TASK BRIEF:
Repeat the data word for word. Do not include the pictures.

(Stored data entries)
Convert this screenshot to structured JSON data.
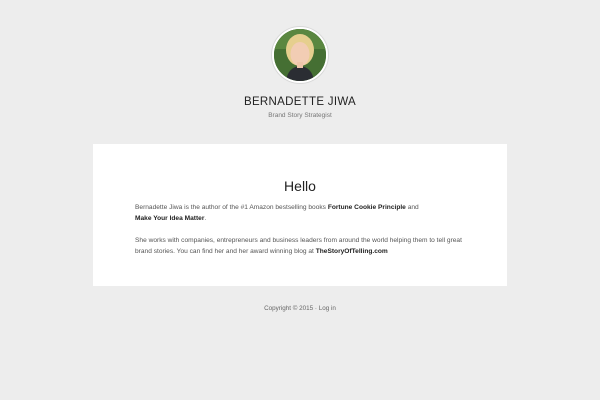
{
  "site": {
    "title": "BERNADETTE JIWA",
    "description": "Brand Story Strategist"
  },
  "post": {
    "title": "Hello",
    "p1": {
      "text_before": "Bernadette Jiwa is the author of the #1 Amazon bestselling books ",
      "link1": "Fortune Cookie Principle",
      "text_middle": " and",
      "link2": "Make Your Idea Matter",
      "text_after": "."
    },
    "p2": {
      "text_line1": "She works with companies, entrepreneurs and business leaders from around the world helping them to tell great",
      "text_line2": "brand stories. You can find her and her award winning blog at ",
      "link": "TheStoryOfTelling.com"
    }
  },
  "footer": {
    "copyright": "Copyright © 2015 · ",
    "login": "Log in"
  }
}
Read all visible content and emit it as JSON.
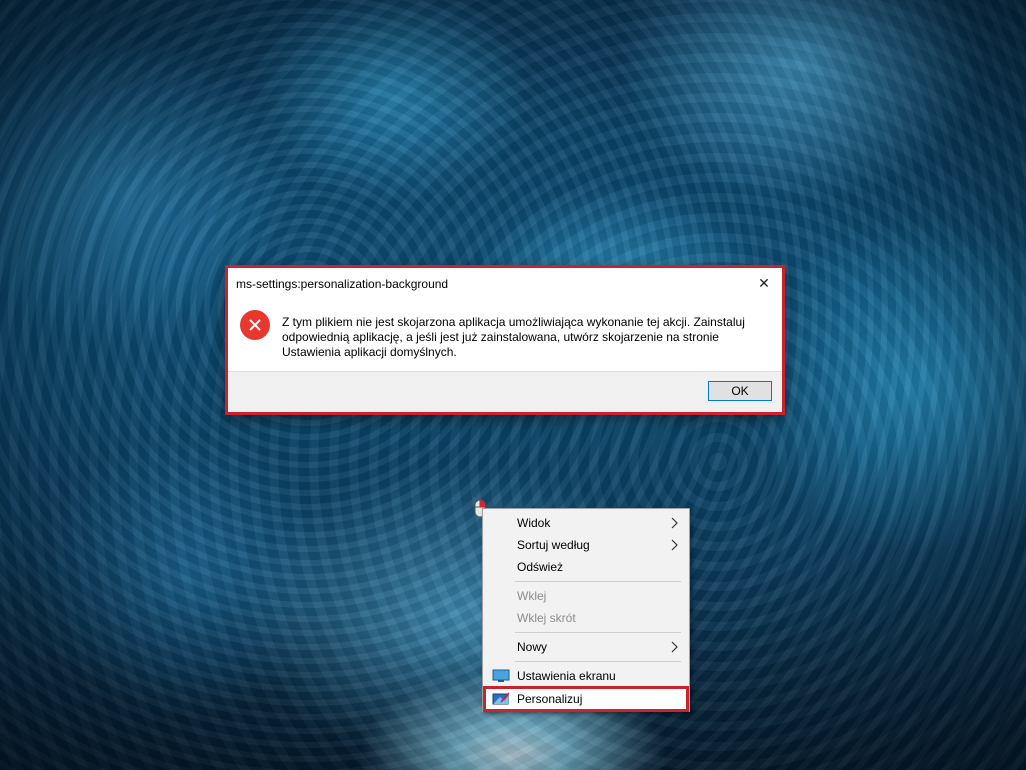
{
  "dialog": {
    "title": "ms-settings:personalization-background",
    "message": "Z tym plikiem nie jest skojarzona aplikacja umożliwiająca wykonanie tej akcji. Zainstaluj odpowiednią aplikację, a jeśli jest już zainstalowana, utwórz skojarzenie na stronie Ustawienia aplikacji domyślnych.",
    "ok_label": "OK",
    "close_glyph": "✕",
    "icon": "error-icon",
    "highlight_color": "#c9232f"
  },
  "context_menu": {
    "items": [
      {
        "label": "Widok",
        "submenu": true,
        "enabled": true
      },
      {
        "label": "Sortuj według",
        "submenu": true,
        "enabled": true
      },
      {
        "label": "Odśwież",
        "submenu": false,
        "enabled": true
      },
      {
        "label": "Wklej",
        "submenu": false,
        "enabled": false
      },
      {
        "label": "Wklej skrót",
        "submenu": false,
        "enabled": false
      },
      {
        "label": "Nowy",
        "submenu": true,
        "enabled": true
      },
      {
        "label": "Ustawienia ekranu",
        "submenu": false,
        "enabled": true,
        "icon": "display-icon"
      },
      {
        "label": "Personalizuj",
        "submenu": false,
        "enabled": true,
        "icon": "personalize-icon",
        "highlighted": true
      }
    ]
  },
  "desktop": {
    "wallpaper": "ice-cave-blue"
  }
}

SOLVED PROBLEM:
Convert this screenshot to structured JSON data.
{
  "site": {
    "title": "BERNADETTE JIWA",
    "description": "Brand Story Strategist"
  },
  "post": {
    "title": "Hello",
    "p1": {
      "text_before": "Bernadette Jiwa is the author of the #1 Amazon bestselling books ",
      "link1": "Fortune Cookie Principle",
      "text_middle": " and",
      "link2": "Make Your Idea Matter",
      "text_after": "."
    },
    "p2": {
      "text_line1": "She works with companies, entrepreneurs and business leaders from around the world helping them to tell great",
      "text_line2": "brand stories. You can find her and her award winning blog at ",
      "link": "TheStoryOfTelling.com"
    }
  },
  "footer": {
    "copyright": "Copyright © 2015 · ",
    "login": "Log in"
  }
}
Read all visible content and emit it as JSON.
{
  "dialog": {
    "title": "ms-settings:personalization-background",
    "message": "Z tym plikiem nie jest skojarzona aplikacja umożliwiająca wykonanie tej akcji. Zainstaluj odpowiednią aplikację, a jeśli jest już zainstalowana, utwórz skojarzenie na stronie Ustawienia aplikacji domyślnych.",
    "ok_label": "OK",
    "close_glyph": "✕",
    "icon": "error-icon",
    "highlight_color": "#c9232f"
  },
  "context_menu": {
    "items": [
      {
        "label": "Widok",
        "submenu": true,
        "enabled": true
      },
      {
        "label": "Sortuj według",
        "submenu": true,
        "enabled": true
      },
      {
        "label": "Odśwież",
        "submenu": false,
        "enabled": true
      },
      {
        "label": "Wklej",
        "submenu": false,
        "enabled": false
      },
      {
        "label": "Wklej skrót",
        "submenu": false,
        "enabled": false
      },
      {
        "label": "Nowy",
        "submenu": true,
        "enabled": true
      },
      {
        "label": "Ustawienia ekranu",
        "submenu": false,
        "enabled": true,
        "icon": "display-icon"
      },
      {
        "label": "Personalizuj",
        "submenu": false,
        "enabled": true,
        "icon": "personalize-icon",
        "highlighted": true
      }
    ]
  },
  "desktop": {
    "wallpaper": "ice-cave-blue"
  }
}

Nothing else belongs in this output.